Which lines hold the word "STARTED"? Copy each of them from the material.

Data records:
---*---

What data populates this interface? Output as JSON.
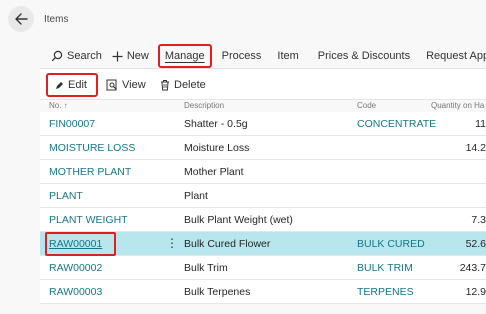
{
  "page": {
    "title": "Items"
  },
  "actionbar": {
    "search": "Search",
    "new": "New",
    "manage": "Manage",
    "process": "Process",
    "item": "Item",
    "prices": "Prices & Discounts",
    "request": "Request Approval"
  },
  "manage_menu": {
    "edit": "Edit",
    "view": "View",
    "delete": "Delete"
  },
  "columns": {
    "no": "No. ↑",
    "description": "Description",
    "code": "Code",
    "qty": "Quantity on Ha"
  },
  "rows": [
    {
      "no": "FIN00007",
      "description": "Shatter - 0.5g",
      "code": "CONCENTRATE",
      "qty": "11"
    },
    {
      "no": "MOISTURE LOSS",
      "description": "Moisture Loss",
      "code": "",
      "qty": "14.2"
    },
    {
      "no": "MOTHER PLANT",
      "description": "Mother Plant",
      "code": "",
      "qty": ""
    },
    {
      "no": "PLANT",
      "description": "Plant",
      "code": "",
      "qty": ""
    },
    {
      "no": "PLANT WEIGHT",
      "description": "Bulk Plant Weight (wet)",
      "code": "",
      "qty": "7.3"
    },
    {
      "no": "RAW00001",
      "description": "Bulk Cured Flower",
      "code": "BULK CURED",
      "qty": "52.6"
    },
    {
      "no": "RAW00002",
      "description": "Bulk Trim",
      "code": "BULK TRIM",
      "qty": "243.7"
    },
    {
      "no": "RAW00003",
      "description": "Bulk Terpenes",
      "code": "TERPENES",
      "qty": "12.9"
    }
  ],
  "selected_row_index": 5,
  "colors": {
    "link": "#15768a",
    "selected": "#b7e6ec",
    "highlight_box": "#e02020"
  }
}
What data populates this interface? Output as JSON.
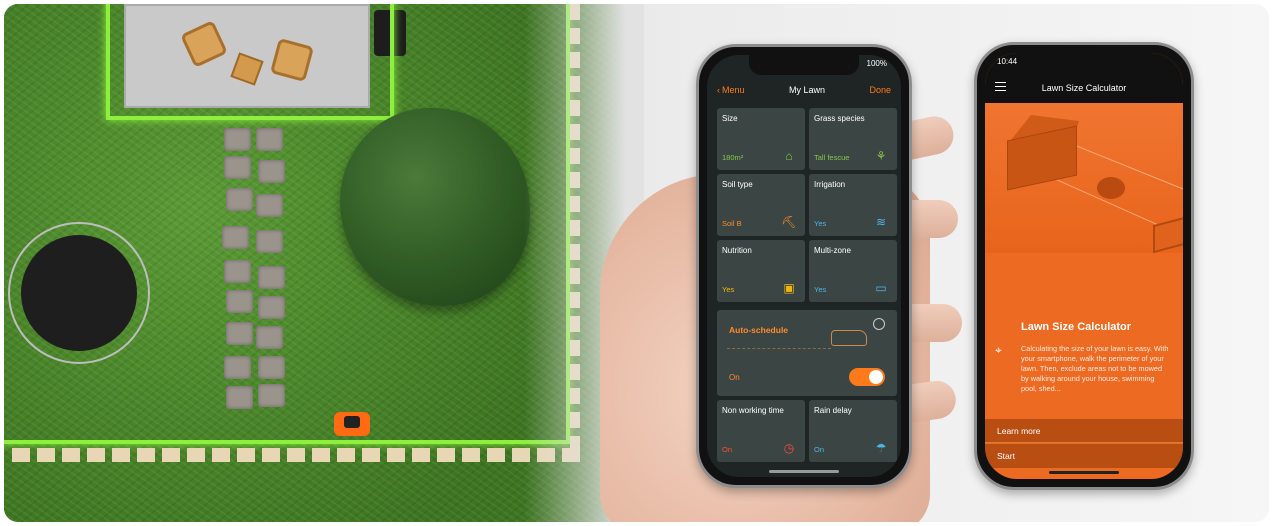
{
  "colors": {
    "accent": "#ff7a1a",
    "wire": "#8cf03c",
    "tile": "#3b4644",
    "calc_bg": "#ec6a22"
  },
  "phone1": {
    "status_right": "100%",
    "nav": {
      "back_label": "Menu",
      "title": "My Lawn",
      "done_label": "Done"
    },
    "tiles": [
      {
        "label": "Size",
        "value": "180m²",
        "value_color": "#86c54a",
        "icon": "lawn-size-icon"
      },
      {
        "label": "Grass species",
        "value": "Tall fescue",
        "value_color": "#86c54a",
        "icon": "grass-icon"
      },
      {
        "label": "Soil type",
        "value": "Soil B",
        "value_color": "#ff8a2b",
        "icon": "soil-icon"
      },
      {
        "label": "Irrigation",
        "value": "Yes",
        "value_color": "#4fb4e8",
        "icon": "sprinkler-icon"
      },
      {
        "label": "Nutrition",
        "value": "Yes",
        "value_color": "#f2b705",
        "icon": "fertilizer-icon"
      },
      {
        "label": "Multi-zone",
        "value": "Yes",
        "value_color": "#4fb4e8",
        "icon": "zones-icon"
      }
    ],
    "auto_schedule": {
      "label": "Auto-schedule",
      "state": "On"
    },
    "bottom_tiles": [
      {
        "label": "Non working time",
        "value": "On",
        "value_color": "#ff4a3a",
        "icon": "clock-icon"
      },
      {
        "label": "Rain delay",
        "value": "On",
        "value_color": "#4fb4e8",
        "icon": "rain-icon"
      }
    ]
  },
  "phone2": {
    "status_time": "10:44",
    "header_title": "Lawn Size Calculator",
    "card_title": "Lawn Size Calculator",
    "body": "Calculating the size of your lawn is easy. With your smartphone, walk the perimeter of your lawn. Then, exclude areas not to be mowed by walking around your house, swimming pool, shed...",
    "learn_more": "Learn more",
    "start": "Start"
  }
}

---*---

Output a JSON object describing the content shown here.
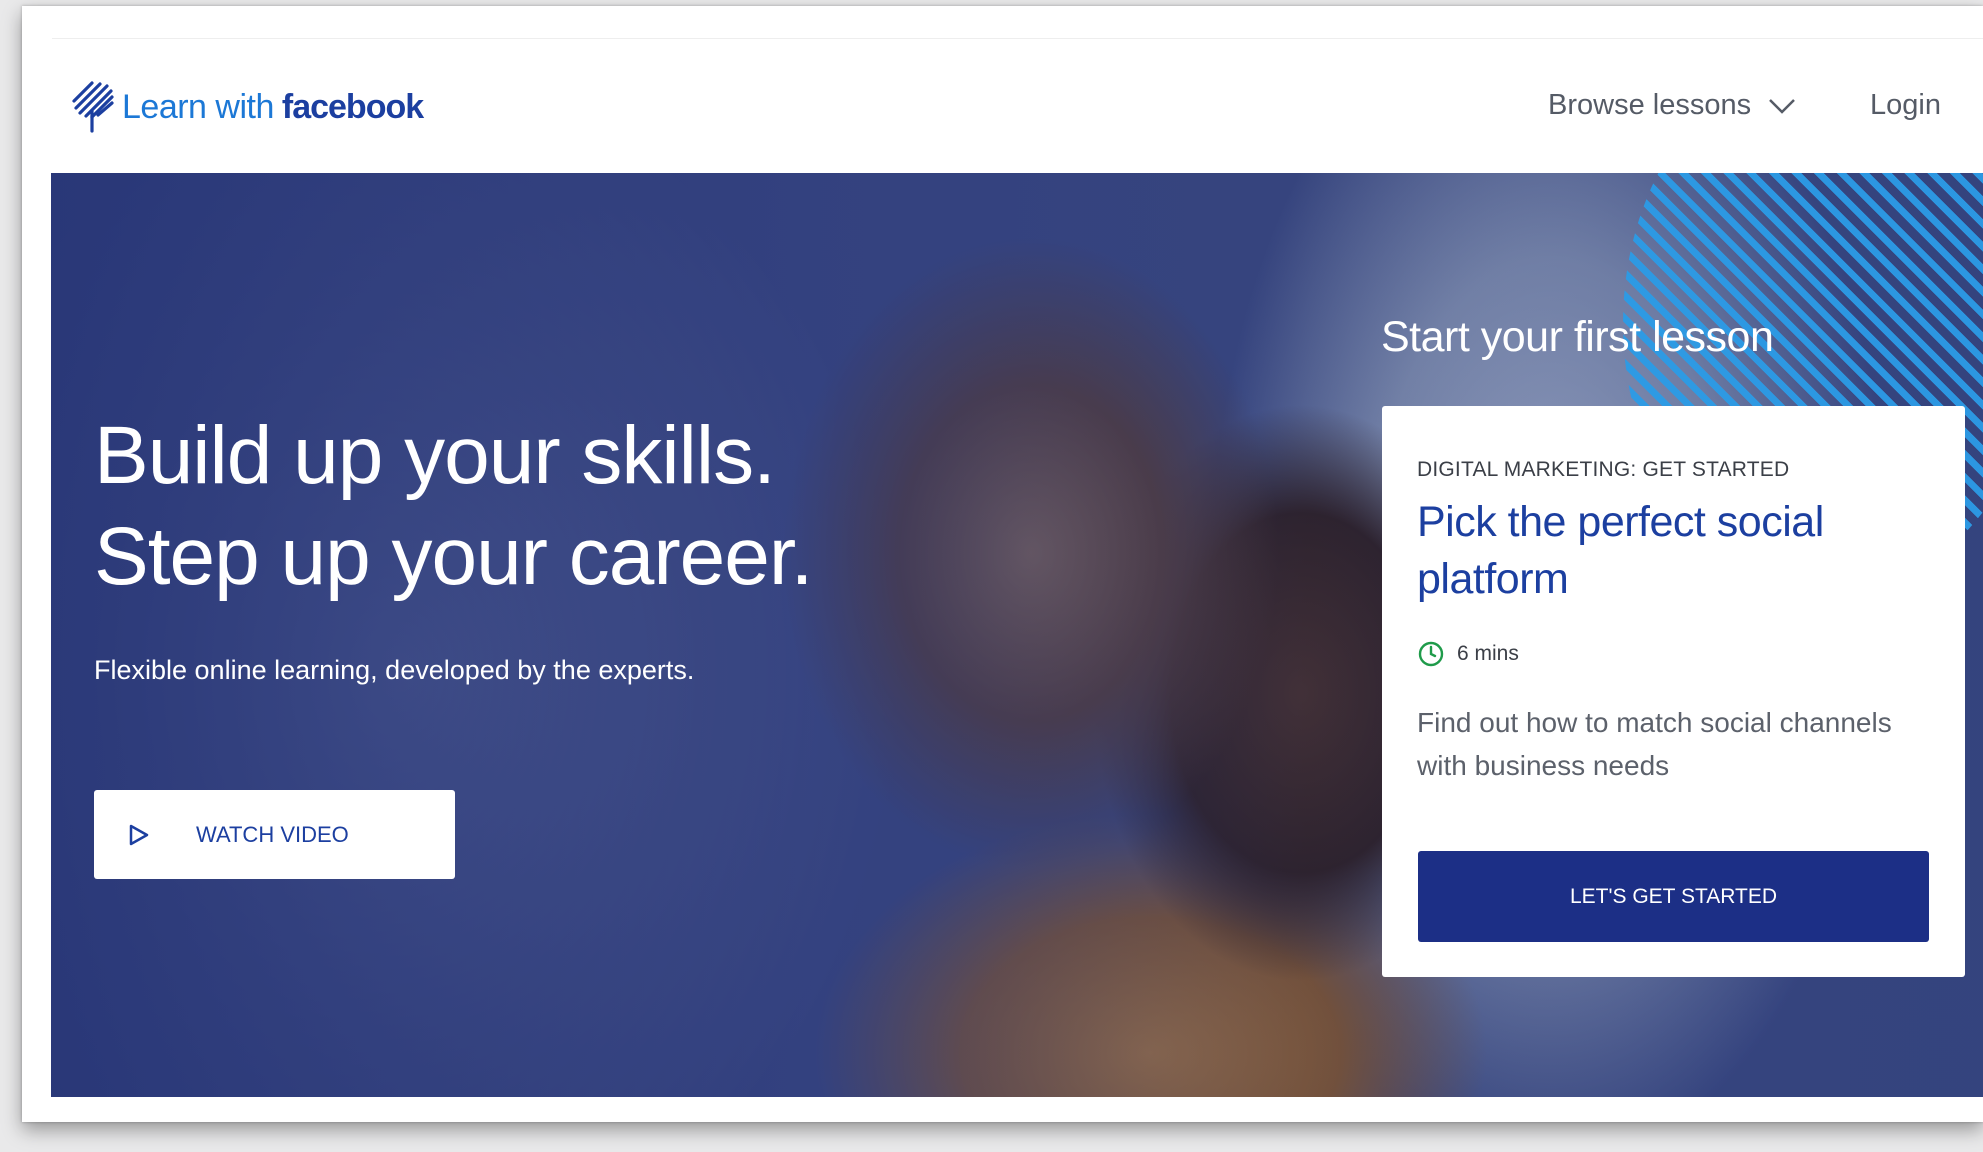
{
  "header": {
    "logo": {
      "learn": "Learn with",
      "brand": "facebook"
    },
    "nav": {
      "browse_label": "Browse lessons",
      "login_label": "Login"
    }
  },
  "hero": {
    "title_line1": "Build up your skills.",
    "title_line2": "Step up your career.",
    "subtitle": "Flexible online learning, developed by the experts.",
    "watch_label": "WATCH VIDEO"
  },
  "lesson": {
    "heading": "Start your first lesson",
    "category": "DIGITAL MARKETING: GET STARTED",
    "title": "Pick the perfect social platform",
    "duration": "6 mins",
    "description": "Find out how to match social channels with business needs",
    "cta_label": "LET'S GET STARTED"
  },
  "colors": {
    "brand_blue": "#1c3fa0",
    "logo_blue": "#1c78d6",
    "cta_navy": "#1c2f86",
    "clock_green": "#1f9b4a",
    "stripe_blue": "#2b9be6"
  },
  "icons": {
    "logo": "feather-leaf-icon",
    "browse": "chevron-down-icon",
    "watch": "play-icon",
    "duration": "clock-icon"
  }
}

---*---

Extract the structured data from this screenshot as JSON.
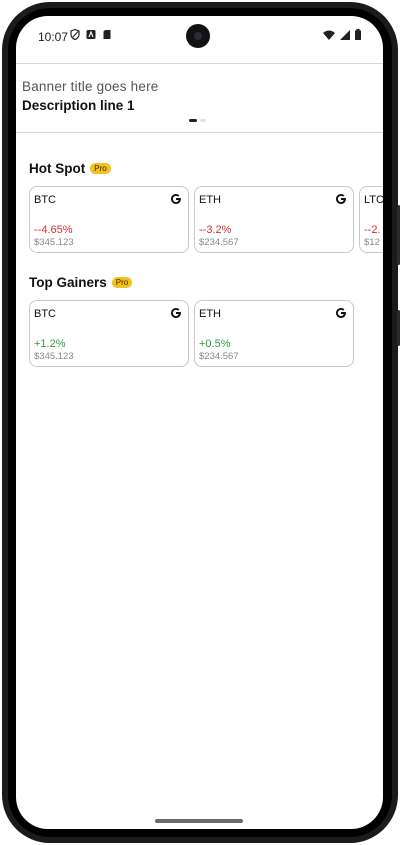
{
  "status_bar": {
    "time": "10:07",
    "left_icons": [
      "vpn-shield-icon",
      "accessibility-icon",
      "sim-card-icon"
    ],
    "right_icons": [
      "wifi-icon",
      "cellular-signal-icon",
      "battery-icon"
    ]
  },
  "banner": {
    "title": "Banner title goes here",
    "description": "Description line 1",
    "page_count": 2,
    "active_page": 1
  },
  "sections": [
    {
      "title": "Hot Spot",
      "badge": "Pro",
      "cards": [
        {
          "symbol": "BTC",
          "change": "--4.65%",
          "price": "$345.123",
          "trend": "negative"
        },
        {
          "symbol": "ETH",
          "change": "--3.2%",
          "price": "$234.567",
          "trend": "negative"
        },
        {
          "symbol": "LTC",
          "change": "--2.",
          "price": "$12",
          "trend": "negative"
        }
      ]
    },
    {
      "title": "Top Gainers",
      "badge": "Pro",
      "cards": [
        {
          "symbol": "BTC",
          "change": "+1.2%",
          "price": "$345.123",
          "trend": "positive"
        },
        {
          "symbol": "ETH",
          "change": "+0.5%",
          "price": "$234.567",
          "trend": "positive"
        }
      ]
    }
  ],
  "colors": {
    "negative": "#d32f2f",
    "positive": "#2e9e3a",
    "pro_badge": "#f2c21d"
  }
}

---*---

TASK SOLUTION:
    "category": "DIGITAL MARKETING: GET STARTED",
    "cta_label": "LET'S GET STARTED"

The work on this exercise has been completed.